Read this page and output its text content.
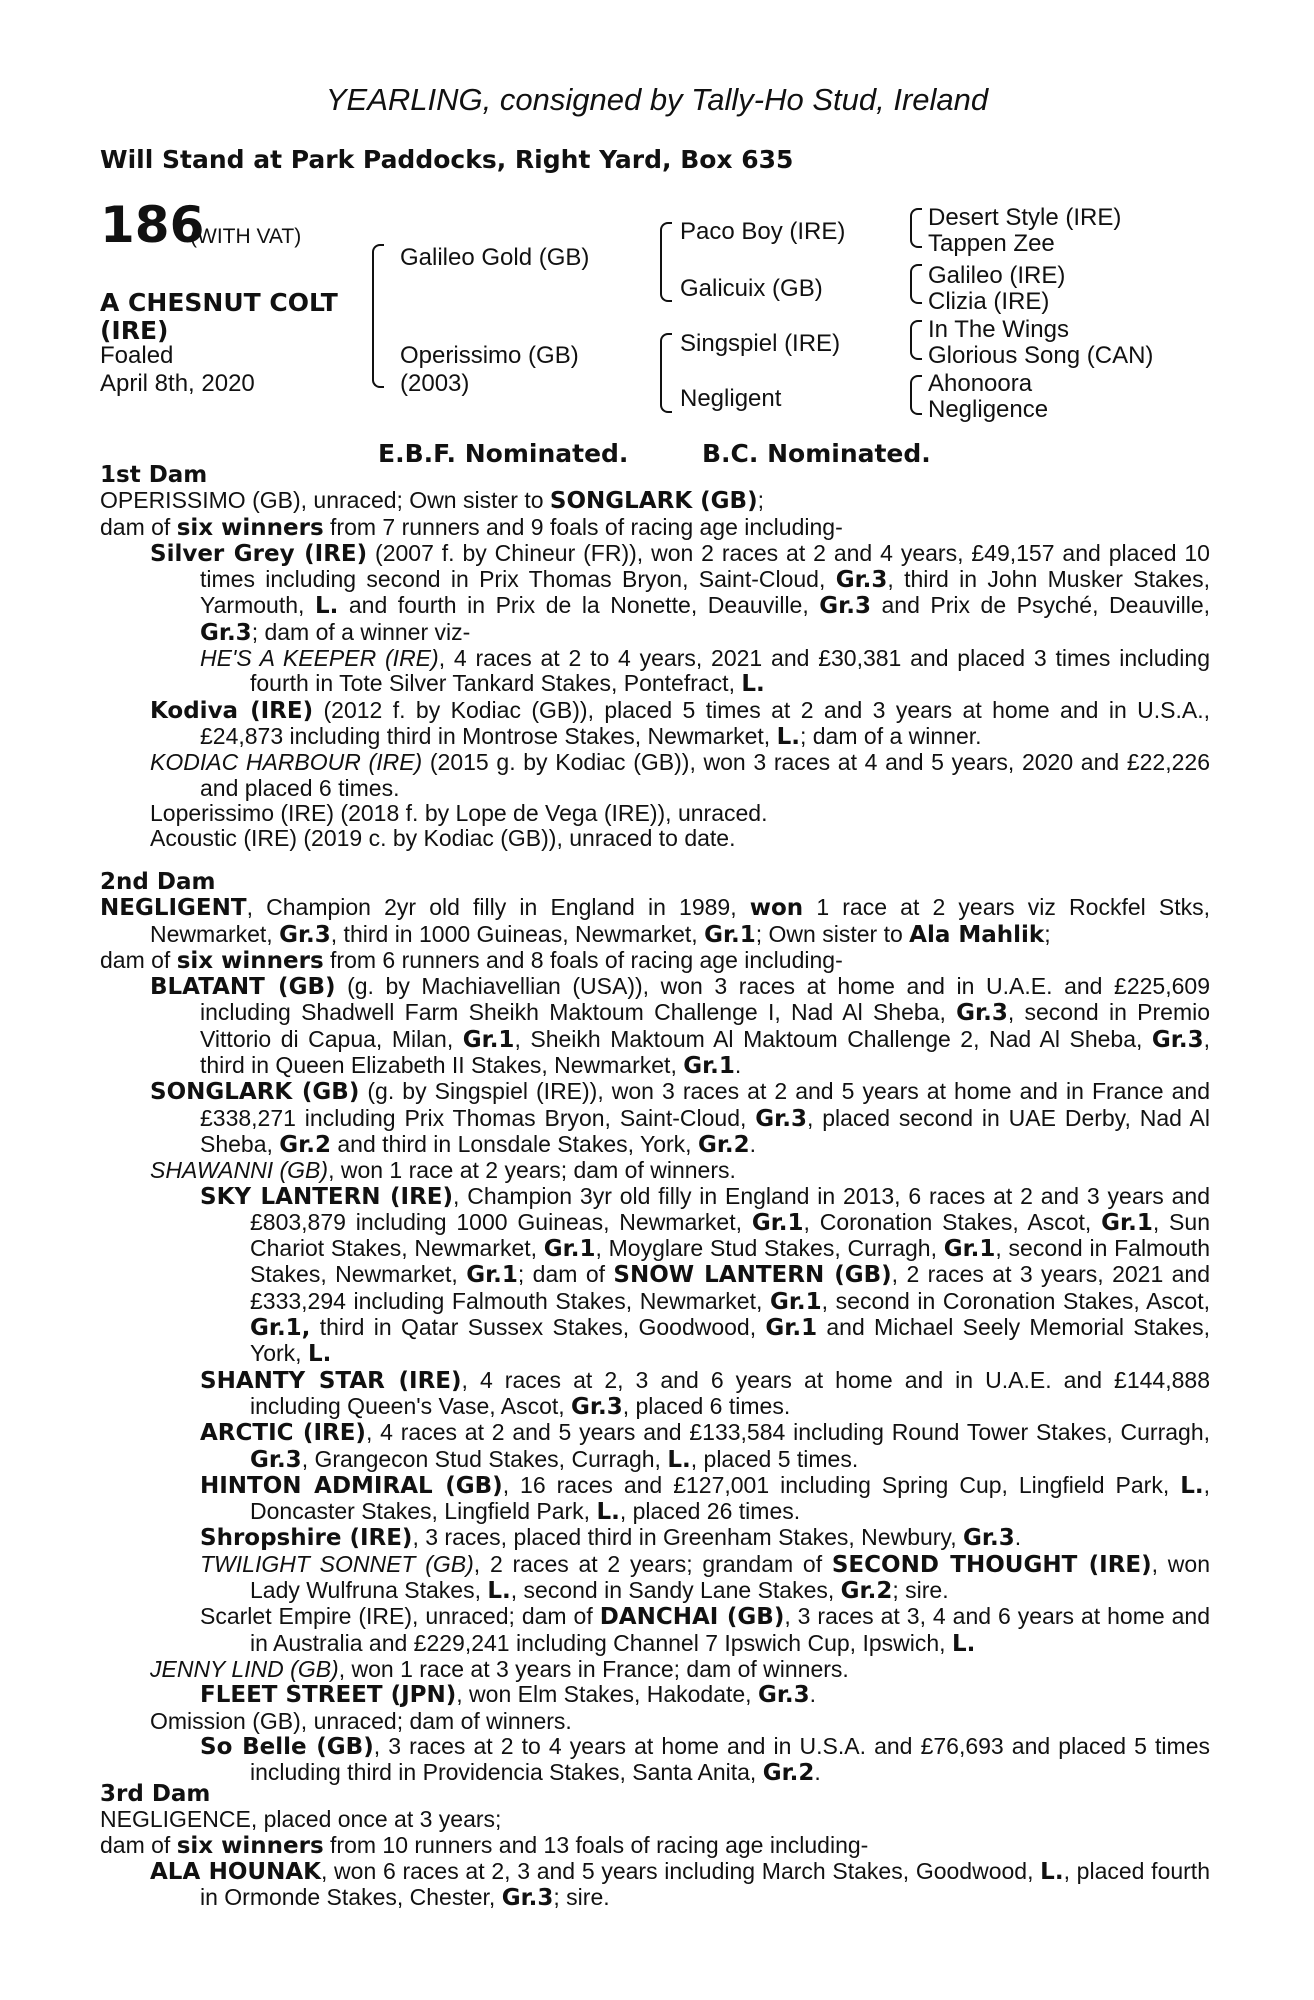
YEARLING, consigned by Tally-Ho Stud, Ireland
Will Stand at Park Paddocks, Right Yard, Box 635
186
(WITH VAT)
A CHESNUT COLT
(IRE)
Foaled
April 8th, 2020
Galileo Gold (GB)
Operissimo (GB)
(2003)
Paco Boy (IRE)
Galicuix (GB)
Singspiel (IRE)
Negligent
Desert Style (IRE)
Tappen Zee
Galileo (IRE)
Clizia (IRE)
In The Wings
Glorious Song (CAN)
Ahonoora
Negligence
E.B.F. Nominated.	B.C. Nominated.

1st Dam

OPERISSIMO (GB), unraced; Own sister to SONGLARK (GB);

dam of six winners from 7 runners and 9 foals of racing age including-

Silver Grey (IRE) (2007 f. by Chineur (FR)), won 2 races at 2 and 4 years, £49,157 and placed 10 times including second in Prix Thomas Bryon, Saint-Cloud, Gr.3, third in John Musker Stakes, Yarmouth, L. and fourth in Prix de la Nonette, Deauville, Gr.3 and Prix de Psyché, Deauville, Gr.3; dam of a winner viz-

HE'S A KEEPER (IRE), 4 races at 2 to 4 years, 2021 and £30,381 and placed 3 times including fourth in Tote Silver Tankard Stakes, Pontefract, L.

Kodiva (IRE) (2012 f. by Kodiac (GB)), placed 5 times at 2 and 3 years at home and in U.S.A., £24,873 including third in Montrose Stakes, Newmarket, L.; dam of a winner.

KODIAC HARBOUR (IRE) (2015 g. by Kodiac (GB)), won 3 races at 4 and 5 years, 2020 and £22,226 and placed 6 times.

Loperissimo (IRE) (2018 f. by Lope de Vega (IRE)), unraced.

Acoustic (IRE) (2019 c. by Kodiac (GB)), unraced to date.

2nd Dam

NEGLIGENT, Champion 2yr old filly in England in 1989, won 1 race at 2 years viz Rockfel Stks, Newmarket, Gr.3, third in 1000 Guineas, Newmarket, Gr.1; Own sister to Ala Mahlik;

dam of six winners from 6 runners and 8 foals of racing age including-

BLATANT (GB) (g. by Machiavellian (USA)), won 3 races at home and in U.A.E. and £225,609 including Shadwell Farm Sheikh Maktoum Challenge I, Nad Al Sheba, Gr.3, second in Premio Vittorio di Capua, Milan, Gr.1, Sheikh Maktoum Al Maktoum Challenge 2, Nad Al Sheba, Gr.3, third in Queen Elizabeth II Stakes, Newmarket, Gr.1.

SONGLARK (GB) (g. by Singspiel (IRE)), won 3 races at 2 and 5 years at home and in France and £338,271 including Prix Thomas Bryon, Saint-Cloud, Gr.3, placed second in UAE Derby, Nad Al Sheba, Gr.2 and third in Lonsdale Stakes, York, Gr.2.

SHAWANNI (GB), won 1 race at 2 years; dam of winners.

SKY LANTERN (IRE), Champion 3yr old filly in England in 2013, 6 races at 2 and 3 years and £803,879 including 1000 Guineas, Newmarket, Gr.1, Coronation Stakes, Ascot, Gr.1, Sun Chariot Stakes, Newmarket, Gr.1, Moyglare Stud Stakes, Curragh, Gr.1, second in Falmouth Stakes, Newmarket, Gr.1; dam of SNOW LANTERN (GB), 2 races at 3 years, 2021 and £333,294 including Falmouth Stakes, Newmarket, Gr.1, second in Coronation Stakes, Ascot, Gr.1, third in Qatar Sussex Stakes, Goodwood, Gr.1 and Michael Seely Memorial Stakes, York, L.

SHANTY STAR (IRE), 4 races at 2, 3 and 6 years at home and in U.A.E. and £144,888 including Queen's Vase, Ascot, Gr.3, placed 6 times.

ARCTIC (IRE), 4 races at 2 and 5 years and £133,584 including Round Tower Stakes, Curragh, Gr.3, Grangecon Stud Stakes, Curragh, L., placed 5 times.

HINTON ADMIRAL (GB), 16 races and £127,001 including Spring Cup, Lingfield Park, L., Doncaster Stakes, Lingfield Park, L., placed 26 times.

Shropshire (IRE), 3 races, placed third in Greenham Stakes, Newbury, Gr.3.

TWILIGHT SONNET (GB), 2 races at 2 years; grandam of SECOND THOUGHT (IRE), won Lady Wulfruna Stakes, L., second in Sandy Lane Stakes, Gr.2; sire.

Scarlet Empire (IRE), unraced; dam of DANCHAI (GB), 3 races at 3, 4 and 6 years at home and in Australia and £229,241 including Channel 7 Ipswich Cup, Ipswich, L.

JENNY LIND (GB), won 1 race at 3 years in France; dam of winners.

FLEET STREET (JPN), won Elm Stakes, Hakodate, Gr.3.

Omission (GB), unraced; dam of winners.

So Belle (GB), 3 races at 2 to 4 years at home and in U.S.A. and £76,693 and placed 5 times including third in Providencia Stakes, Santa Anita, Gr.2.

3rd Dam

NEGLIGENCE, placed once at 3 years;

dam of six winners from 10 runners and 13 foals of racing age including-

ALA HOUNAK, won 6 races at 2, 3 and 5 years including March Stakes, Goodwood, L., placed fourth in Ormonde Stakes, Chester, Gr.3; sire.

==

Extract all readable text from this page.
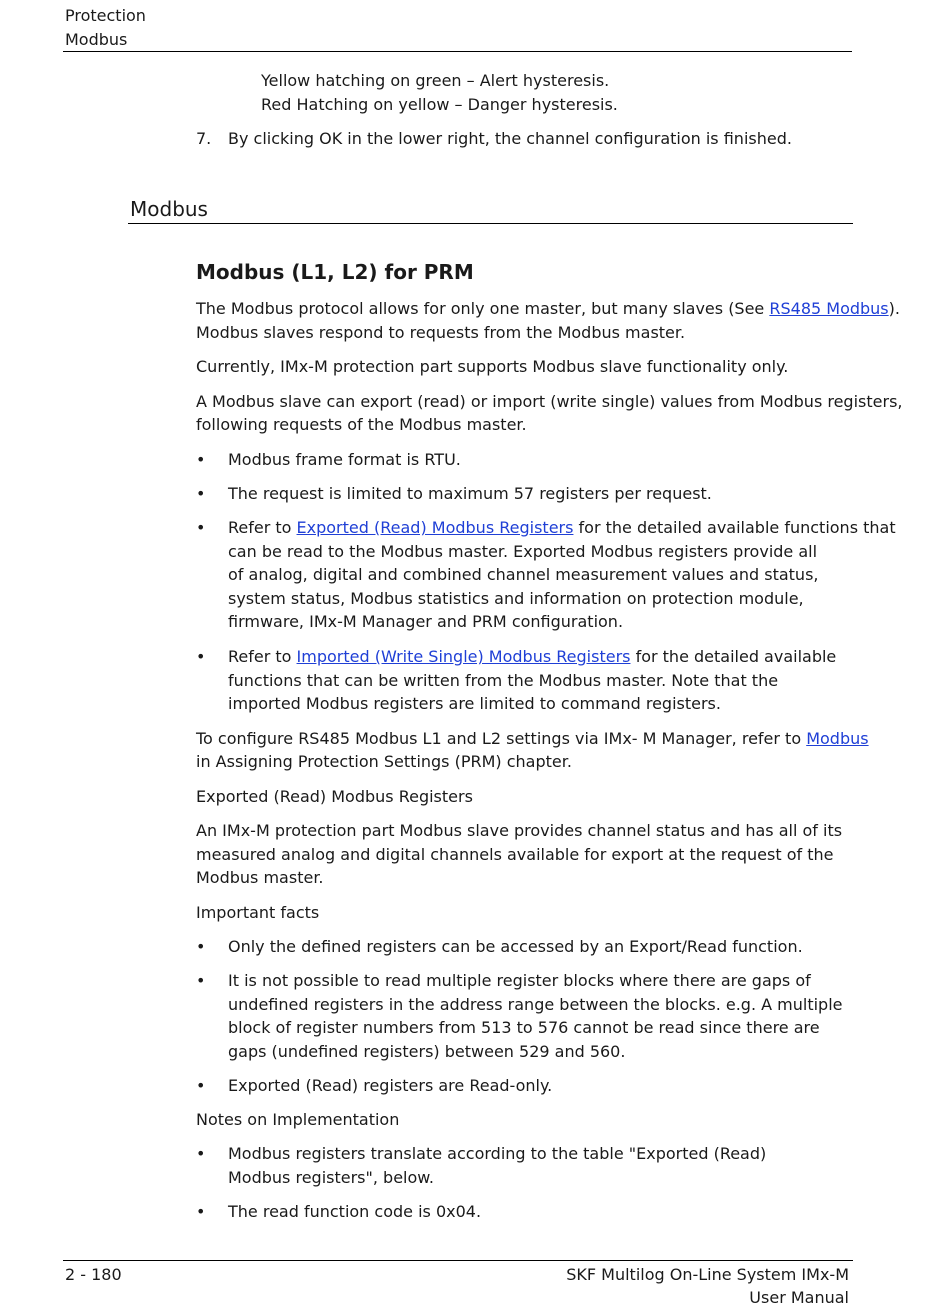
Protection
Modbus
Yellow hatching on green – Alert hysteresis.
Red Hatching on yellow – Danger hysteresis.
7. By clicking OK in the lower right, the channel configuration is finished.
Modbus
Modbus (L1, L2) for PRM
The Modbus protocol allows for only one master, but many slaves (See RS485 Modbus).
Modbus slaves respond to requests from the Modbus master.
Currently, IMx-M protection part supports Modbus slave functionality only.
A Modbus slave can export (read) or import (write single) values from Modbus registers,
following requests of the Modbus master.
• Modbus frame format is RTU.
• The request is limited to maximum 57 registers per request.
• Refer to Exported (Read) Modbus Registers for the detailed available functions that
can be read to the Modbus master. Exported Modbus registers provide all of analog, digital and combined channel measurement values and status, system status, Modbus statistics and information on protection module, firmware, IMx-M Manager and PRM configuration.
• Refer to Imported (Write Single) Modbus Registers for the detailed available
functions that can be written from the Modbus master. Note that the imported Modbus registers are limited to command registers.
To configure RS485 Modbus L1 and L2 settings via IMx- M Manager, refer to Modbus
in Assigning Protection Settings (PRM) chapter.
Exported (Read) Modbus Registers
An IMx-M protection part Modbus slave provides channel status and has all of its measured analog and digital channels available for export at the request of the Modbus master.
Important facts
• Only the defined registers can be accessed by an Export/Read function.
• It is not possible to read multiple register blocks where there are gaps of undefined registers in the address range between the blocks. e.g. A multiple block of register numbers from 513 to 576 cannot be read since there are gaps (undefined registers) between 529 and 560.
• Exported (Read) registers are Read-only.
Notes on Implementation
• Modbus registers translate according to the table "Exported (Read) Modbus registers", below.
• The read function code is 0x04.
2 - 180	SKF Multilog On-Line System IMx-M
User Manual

Work to be completed => From the data above, copy each line where the string "Curragh" appears.

The output =>
SKY LANTERN (IRE), Champion 3yr old filly in England in 2013, 6 races at 2 and 3 years and £803,879 including 1000 Guineas, Newmarket, Gr.1, Coronation Stakes, Ascot, Gr.1, Sun Chariot Stakes, Newmarket, Gr.1, Moyglare Stud Stakes, Curragh, Gr.1, second in Falmouth Stakes, Newmarket, Gr.1; dam of SNOW LANTERN (GB), 2 races at 3 years, 2021 and £333,294 including Falmouth Stakes, Newmarket, Gr.1, second in Coronation Stakes, Ascot, Gr.1, third in Qatar Sussex Stakes, Goodwood, Gr.1 and Michael Seely Memorial Stakes, York, L.
ARCTIC (IRE), 4 races at 2 and 5 years and £133,584 including Round Tower Stakes, Curragh, Gr.3, Grangecon Stud Stakes, Curragh, L., placed 5 times.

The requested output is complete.